#### [Task statement]
Look through the records below, and copy out every line that holds the string "Губернскую".

#### [Supplied records]
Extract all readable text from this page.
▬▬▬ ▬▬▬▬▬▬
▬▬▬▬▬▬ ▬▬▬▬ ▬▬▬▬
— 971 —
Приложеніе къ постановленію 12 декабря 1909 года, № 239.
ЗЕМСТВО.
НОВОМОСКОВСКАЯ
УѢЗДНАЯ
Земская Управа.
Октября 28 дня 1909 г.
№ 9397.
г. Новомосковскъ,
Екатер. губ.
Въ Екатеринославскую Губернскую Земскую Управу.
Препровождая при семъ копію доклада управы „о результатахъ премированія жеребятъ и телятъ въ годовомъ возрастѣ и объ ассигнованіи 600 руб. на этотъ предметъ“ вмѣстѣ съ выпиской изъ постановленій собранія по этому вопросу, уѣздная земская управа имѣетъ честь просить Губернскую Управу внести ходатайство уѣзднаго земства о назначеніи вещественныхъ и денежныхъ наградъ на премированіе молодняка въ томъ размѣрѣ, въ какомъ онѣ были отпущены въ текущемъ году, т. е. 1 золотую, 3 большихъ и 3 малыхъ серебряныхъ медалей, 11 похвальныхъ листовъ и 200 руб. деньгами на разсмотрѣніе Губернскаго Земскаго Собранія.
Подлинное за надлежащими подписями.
* * *
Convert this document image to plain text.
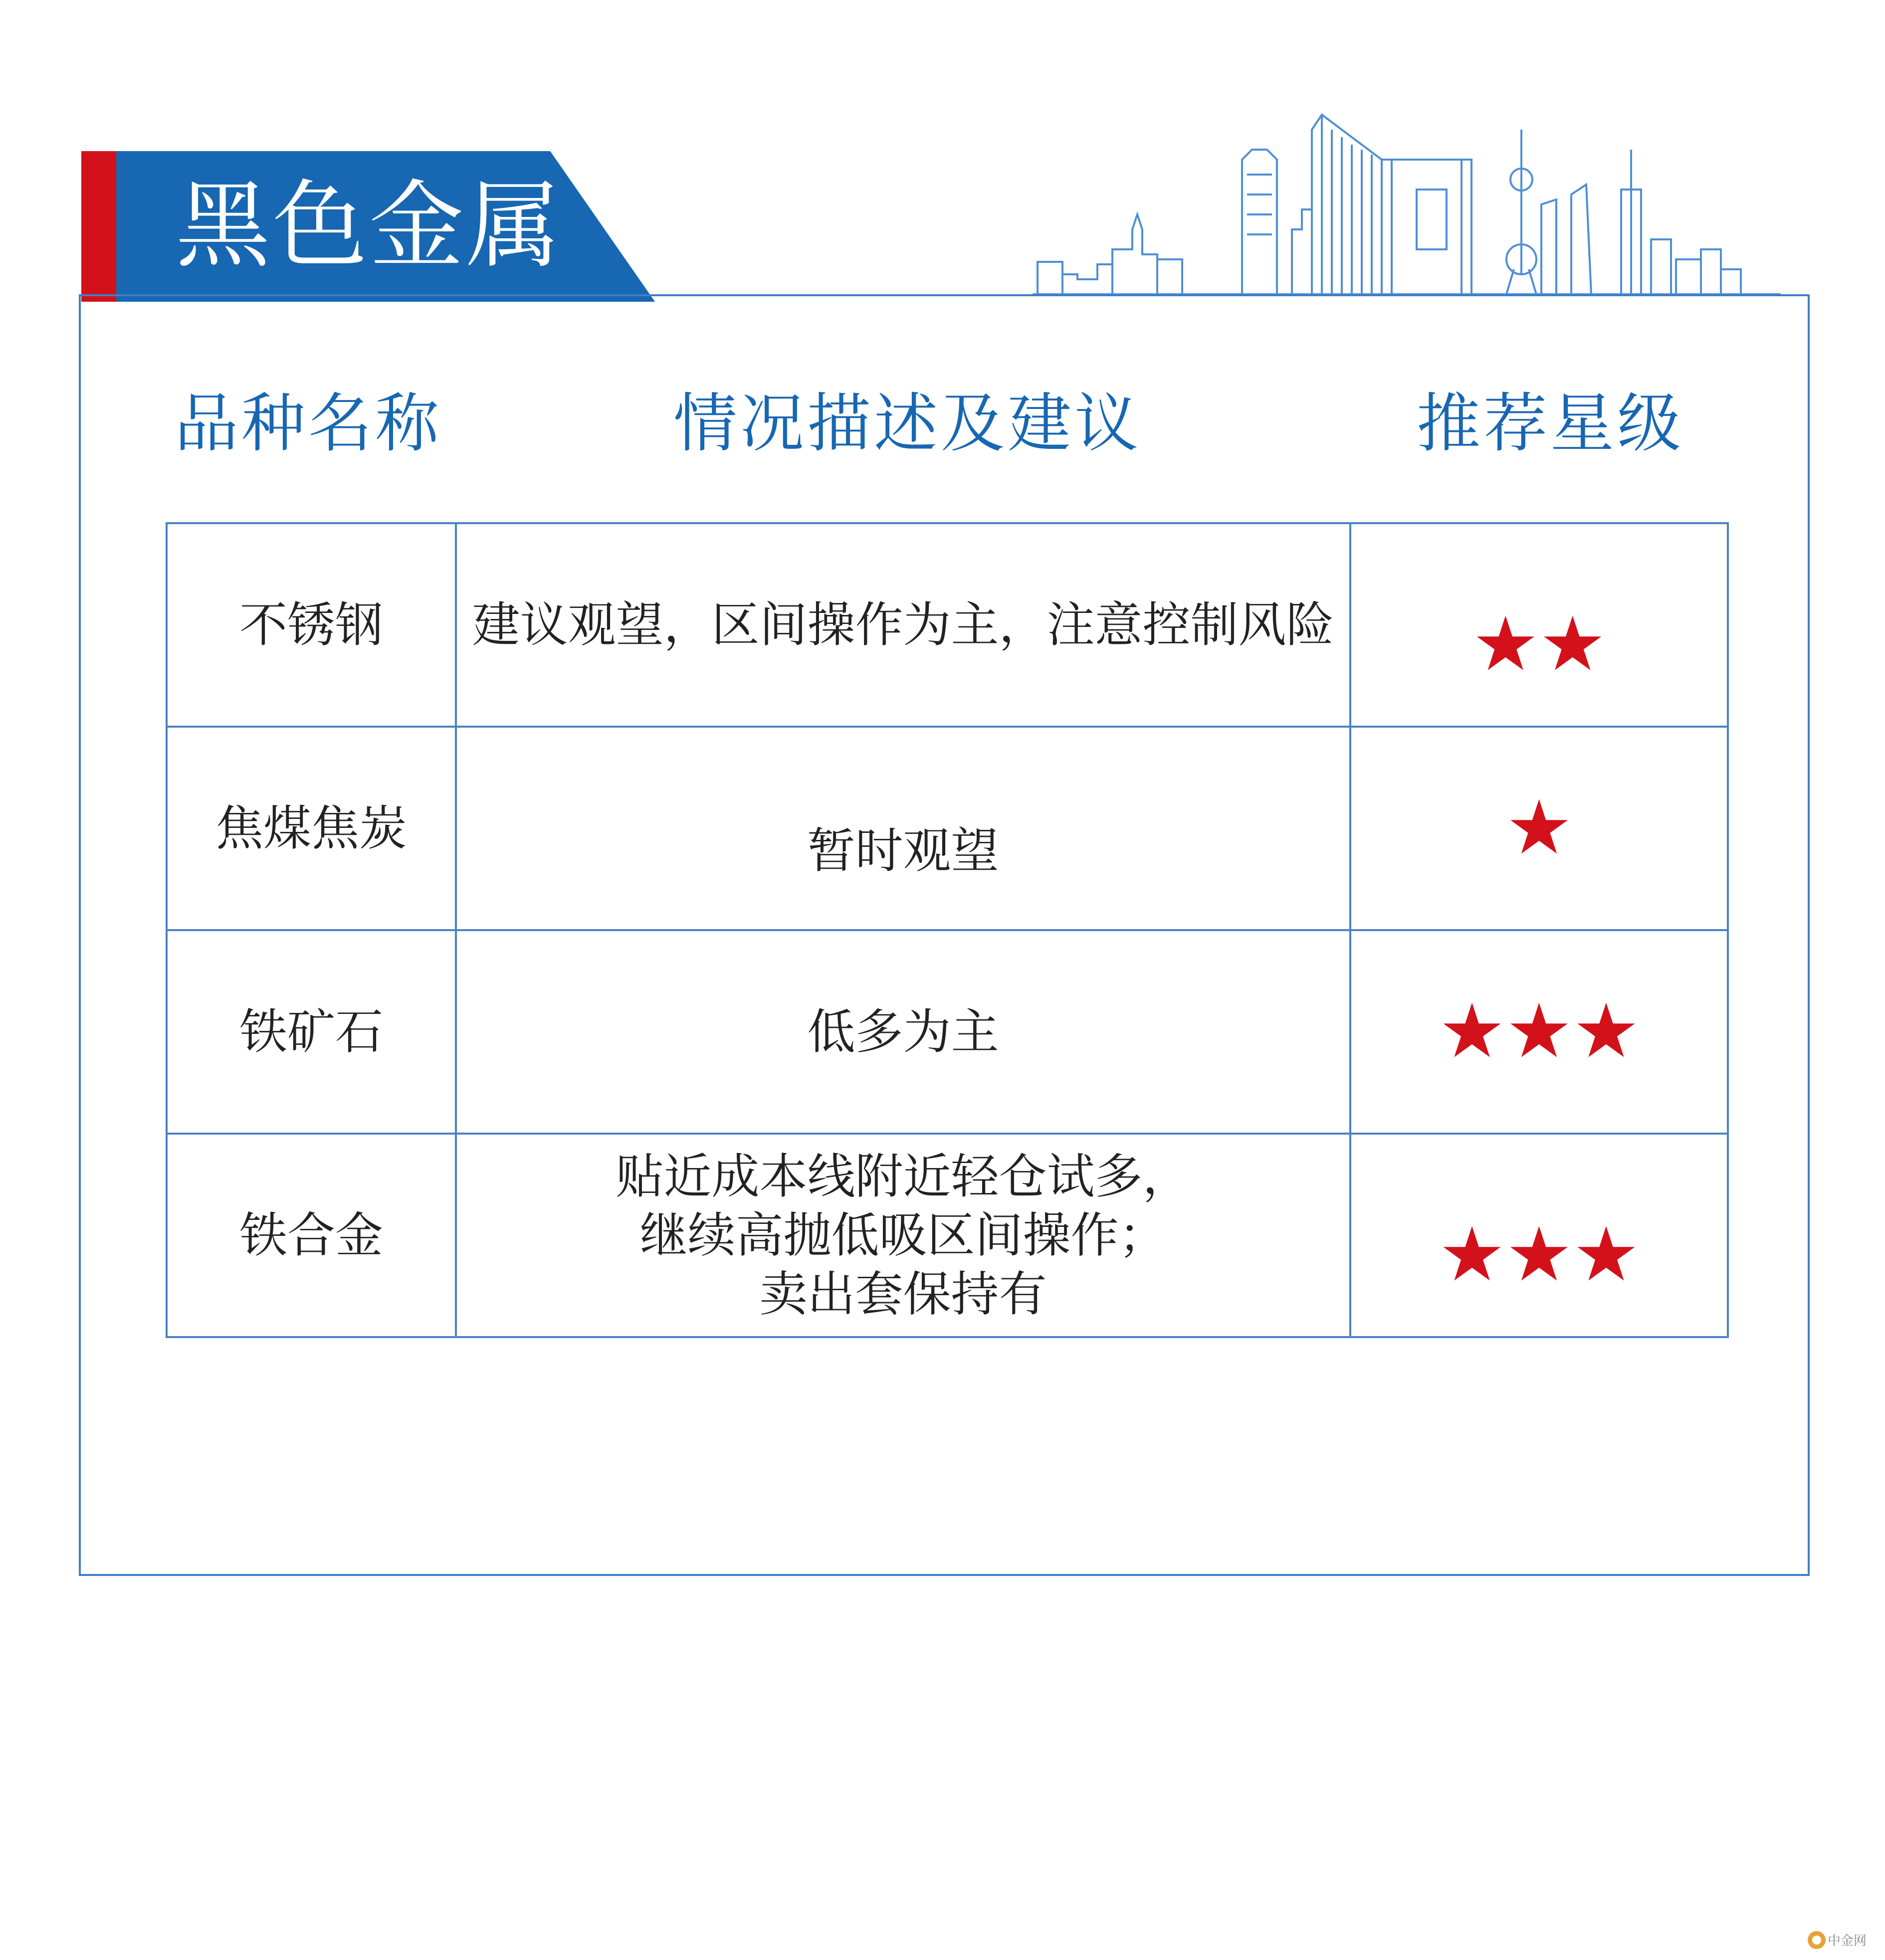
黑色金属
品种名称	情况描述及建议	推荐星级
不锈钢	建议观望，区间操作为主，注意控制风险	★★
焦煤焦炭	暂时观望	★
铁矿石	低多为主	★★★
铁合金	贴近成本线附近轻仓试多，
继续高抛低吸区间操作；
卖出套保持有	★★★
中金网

#### [Reply]
Въ Екатеринославскую Губернскую Земскую Управу.
Препровождая при семъ копію доклада управы „о результатахъ премированія жеребятъ и телятъ въ годовомъ возрастѣ и объ ассигнованіи 600 руб. на этотъ предметъ“ вмѣстѣ съ выпиской изъ постановленій собранія по этому вопросу, уѣздная земская управа имѣетъ честь просить Губернскую Управу внести ходатайство уѣзднаго земства о назначеніи вещественныхъ и денежныхъ наградъ на премированіе молодняка въ томъ размѣрѣ, въ какомъ онѣ были отпущены въ текущемъ году, т. е. 1 золотую, 3 большихъ и 3 малыхъ серебряныхъ медалей, 11 похвальныхъ листовъ и 200 руб. деньгами на разсмотрѣніе Губернскаго Земскаго Собранія.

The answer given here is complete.